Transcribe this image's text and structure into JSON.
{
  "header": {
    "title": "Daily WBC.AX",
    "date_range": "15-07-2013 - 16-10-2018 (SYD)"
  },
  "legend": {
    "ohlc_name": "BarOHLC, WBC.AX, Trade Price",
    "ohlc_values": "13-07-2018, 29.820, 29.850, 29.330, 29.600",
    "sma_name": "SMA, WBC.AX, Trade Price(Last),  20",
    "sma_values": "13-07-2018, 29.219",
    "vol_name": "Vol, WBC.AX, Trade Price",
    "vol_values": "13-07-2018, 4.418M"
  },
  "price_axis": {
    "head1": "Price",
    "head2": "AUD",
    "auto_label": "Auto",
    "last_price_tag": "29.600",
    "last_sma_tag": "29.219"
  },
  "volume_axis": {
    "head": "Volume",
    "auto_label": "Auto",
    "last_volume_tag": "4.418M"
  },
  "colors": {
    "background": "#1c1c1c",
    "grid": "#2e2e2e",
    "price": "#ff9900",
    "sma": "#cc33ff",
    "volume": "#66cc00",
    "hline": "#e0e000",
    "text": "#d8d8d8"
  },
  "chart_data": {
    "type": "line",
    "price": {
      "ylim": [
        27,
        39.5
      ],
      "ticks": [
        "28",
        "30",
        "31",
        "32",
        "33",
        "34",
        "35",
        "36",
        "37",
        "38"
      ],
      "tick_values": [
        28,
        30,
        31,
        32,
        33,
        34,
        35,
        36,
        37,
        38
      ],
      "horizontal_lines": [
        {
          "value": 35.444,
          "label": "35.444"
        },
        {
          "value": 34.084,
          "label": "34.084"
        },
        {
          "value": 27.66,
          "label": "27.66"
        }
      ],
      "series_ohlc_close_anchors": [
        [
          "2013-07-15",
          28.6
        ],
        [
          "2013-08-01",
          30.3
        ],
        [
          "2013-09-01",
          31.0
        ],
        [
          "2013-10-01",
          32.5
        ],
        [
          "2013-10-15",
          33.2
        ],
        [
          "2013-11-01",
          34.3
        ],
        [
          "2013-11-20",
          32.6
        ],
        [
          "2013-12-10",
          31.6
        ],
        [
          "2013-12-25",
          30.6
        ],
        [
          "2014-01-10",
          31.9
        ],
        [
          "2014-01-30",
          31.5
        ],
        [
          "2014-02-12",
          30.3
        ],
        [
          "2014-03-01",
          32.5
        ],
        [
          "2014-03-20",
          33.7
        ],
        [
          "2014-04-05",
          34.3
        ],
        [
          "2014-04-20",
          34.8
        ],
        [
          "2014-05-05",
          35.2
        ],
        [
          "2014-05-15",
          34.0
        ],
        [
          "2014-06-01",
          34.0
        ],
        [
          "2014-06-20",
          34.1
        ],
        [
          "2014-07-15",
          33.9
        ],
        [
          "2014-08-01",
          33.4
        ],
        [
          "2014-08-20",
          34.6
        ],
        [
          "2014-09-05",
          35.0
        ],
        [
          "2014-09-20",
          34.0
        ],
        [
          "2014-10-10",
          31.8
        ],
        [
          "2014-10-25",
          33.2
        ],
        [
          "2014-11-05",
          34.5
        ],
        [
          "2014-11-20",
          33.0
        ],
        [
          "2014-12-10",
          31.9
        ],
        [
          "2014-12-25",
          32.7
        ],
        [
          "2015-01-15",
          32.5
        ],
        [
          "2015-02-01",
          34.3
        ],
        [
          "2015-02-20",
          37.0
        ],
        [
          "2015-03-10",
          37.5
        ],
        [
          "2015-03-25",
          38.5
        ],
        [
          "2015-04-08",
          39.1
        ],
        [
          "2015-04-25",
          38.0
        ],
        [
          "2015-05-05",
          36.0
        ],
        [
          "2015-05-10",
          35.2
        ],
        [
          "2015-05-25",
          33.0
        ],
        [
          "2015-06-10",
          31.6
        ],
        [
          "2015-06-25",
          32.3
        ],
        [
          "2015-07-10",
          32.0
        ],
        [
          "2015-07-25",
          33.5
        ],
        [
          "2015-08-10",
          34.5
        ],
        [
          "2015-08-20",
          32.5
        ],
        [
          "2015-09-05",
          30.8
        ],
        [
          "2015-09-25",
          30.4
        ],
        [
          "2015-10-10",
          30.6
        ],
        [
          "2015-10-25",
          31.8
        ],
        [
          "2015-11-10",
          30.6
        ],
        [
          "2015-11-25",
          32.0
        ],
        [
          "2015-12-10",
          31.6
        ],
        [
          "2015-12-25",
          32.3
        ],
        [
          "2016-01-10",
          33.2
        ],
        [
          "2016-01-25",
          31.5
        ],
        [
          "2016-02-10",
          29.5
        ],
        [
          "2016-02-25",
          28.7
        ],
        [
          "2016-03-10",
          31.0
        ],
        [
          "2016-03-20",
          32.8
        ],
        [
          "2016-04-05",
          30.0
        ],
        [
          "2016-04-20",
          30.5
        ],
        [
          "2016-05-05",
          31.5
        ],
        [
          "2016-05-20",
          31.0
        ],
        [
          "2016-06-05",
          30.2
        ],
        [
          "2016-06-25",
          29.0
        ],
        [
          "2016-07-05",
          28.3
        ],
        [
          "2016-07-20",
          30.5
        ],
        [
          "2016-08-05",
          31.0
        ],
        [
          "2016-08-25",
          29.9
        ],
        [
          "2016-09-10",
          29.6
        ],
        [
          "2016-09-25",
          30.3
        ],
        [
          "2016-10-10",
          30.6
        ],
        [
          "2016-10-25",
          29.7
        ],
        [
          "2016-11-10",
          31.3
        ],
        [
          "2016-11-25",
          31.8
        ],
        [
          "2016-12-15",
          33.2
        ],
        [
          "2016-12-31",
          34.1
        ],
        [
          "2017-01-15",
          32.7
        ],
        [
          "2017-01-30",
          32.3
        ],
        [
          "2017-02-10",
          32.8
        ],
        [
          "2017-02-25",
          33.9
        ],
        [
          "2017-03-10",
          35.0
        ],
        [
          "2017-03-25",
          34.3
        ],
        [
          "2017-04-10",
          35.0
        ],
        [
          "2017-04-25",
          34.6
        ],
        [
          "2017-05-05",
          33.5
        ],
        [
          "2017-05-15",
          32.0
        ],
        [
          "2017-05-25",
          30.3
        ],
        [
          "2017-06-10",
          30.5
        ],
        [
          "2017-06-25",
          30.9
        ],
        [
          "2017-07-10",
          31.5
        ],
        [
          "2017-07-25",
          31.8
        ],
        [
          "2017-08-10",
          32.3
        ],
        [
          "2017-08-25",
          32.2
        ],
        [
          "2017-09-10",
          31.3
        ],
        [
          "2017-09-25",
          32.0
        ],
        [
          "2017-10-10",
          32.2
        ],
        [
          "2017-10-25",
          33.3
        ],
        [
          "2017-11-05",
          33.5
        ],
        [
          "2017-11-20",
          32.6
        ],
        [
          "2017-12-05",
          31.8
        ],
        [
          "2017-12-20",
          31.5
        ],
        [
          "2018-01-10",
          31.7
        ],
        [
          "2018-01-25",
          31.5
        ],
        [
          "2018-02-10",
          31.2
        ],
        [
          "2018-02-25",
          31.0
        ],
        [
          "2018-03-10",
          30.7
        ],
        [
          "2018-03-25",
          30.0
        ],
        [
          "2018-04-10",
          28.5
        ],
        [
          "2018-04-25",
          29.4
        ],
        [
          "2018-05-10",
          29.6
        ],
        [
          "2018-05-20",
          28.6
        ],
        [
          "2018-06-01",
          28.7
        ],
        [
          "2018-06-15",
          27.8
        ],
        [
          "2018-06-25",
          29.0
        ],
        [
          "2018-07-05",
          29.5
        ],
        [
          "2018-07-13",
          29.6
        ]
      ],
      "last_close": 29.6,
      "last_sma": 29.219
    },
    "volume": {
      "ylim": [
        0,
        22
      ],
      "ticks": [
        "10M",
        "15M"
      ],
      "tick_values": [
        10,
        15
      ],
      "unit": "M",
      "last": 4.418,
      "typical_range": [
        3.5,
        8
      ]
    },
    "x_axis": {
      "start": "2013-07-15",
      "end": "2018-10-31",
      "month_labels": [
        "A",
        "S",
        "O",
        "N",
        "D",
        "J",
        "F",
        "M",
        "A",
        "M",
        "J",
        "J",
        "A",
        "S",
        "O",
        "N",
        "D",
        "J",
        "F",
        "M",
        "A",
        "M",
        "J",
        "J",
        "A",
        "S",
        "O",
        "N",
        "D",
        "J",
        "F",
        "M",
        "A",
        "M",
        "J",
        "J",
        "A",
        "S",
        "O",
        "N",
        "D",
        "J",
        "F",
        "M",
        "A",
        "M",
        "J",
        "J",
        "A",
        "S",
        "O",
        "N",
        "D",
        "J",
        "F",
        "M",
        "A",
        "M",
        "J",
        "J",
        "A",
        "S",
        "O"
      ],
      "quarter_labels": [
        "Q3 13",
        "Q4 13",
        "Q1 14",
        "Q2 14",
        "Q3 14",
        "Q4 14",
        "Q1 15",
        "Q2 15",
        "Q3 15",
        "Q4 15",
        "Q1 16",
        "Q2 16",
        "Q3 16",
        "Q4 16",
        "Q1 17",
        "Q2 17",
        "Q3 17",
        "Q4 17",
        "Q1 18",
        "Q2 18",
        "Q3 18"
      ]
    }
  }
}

● WORK TO COMPLETE
Copy each line containing the word "text" from the data.

● ANSWER TO THIS PROBLEM
Transcribe this image's text and structure into JSON.
    "text": "#d8d8d8"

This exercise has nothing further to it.